Every line holding the string "Carotenoids" should be gathered.

ITEMS>
--------------------------------------------------
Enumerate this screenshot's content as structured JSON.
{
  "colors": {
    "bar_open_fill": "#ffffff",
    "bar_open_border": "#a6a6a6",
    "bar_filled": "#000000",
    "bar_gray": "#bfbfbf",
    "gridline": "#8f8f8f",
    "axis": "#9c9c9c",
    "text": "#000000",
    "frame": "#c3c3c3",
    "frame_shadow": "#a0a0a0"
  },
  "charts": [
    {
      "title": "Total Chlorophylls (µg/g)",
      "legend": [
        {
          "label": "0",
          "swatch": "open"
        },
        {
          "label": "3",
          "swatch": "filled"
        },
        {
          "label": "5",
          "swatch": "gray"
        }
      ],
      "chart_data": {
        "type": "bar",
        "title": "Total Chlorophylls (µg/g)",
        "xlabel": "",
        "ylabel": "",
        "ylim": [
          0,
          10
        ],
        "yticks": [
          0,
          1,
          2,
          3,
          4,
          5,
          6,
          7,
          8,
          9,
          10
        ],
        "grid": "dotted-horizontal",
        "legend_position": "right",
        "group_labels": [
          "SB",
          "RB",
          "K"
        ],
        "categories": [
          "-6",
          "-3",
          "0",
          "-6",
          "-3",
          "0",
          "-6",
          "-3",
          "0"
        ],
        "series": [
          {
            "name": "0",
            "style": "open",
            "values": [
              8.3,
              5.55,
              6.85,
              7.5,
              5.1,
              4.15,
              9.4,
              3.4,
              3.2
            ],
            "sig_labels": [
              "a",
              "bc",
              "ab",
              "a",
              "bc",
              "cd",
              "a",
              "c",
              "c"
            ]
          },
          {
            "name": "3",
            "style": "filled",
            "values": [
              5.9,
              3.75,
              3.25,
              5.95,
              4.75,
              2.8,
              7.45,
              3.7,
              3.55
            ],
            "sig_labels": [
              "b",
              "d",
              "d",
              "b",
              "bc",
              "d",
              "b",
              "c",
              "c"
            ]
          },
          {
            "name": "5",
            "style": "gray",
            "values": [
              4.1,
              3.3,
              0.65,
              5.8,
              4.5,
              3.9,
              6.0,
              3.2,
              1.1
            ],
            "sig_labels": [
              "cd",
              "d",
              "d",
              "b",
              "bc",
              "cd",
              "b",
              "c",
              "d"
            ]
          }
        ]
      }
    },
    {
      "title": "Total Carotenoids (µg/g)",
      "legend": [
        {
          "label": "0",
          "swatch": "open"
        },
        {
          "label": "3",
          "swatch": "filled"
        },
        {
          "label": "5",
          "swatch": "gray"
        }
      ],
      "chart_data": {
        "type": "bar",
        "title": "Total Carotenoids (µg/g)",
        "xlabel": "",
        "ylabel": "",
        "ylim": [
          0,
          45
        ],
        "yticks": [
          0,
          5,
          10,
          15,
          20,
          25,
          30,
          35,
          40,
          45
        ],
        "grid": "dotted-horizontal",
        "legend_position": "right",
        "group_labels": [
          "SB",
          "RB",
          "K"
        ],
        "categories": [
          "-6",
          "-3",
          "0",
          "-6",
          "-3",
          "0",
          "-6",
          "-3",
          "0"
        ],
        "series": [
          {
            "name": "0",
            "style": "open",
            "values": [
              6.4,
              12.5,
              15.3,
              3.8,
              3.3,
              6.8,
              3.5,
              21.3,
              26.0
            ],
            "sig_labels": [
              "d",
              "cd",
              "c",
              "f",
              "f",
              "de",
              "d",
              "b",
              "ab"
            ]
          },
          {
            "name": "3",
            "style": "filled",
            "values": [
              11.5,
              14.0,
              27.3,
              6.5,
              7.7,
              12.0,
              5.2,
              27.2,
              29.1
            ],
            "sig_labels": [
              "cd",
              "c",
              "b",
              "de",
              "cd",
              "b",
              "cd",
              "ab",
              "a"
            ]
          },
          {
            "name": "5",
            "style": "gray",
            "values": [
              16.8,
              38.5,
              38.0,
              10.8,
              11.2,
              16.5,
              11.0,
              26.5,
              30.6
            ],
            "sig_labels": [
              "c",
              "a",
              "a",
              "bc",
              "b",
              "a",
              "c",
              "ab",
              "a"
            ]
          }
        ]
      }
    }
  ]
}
--------------------------------------------------
RESPONSE TO THIS TASK>
      "title": "Total Carotenoids (µg/g)",
        "title": "Total Carotenoids (µg/g)",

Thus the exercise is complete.